→ TASKS TO PERFORM
(a) According to the Melanie Smith piece, how many relationships did she plan to work with professionally?
(b) Duplicate the Melanie Smith piece verbatim, starting with "So, she conjured" and going on through "you will—of relating.".

→ PAGE EXTRACT
How Melanie got to where she is with the whole relating thing
Melanie Smith, being well versed in chaotic and disastrous relating, and the veteran of more than one failed relationship, was mystified and unsettled by these highly unsatisfactory outcomes. She determined that she would, someday, figure out how to be happy and content inside a relationship. This became her personal Holy Grail, to solve the mystery of human relating.
So, she conjured a plan to do so. She surmised that if she went to school long enough (197 years), studied with enough gurus and experts (37), traveled to enough mystical places (64), absorbed enough esoteric and conventional modes of thinking (19), and worked professionally with enough relationships (19,251), that she could finally solve The Mystery. Plan in hand, she embarked on her journey to discover the fundamental core—the atomic structure, if you will—of relating.
She truly (for a while) believed that with sufficient diligence, the mysteries of relationships would eventually all reveal themselves in an elegant, cosmic solution, something along the lines of, Always be kind; or, Yes, dear; or, maybe, 42.

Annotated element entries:
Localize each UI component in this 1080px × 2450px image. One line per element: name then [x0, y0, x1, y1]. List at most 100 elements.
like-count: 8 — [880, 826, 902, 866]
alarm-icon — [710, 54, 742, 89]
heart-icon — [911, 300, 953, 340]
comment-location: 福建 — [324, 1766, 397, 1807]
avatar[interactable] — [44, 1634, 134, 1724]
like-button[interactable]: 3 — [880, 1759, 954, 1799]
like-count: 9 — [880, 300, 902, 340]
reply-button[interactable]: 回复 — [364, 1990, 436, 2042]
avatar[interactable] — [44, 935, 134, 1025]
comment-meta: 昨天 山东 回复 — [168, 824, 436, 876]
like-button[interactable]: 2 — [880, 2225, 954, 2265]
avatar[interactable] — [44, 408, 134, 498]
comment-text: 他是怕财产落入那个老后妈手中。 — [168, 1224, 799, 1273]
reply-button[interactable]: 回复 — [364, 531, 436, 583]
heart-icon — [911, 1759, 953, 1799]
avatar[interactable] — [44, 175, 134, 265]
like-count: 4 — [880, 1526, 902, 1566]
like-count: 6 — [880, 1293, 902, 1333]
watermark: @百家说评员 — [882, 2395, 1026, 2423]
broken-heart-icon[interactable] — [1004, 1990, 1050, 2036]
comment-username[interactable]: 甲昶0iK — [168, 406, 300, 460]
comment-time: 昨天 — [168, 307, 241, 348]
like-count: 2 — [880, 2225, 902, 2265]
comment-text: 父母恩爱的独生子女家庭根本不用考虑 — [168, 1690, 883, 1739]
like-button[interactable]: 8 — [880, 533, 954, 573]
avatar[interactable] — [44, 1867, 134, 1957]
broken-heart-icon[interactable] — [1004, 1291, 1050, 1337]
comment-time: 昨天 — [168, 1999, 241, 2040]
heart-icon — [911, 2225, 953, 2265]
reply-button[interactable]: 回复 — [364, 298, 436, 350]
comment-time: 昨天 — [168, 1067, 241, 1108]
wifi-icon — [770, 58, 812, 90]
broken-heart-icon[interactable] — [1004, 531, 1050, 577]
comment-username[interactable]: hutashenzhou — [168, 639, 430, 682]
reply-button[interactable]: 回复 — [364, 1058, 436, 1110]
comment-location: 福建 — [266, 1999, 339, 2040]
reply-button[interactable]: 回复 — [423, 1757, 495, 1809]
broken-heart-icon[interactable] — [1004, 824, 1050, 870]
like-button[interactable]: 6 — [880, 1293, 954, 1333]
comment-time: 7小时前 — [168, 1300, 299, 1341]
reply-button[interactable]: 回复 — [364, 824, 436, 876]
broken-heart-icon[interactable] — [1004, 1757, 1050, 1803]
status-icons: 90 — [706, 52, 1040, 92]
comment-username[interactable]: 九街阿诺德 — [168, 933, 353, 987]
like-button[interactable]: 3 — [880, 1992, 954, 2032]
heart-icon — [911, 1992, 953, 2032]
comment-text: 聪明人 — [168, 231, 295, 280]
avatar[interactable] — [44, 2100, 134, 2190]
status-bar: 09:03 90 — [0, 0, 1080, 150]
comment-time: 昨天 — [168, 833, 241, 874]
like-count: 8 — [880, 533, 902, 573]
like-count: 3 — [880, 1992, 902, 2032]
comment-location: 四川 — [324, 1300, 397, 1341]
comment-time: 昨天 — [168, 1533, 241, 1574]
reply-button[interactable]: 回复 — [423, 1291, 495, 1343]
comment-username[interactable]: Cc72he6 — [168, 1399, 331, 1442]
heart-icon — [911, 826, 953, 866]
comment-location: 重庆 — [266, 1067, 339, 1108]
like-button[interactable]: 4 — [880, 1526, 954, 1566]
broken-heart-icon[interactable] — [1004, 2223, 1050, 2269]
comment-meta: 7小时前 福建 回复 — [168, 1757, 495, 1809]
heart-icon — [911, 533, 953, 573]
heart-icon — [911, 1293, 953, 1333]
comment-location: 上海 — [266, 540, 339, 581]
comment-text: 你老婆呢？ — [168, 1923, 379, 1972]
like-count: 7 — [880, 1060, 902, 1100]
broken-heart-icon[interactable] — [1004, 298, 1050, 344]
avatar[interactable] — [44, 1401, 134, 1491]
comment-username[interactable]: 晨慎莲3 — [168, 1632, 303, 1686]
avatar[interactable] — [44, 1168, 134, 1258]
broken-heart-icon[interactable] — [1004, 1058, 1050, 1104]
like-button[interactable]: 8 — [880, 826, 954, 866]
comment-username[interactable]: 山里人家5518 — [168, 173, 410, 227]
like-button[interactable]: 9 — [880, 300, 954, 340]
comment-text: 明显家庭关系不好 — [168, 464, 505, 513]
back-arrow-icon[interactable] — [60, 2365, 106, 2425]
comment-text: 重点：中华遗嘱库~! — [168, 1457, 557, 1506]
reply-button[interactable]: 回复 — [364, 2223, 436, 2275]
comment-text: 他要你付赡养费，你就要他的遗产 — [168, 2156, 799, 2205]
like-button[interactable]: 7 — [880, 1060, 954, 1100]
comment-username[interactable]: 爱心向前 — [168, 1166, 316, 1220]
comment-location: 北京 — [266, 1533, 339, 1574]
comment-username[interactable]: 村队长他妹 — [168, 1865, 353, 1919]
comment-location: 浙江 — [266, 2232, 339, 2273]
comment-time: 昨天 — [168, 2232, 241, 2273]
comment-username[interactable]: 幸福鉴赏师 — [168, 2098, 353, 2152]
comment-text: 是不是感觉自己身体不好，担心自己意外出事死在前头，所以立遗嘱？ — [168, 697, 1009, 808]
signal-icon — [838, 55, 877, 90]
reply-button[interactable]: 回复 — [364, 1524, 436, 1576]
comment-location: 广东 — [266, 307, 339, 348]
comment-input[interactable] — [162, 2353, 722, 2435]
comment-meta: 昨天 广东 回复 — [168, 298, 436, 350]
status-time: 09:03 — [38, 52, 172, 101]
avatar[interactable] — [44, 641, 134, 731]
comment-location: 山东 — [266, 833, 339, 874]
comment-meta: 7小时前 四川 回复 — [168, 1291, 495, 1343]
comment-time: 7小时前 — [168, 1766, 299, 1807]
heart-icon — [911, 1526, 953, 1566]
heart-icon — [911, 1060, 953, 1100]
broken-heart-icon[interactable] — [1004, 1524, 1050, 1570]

→ ANSWERS TO THE EXERCISE
(a) 19,251

(b)
So, she conjured a plan to do so. She surmised that if she went to school long enough (197 years), studied with enough gurus and experts (37), traveled to enough mystical places (64), absorbed enough esoteric and conventional modes of thinking (19), and worked professionally with enough relationships (19,251), that she could finally solve The Mystery. Plan in hand, she embarked on her journey to discover the fundamental core—the atomic structure, if you will—of relating.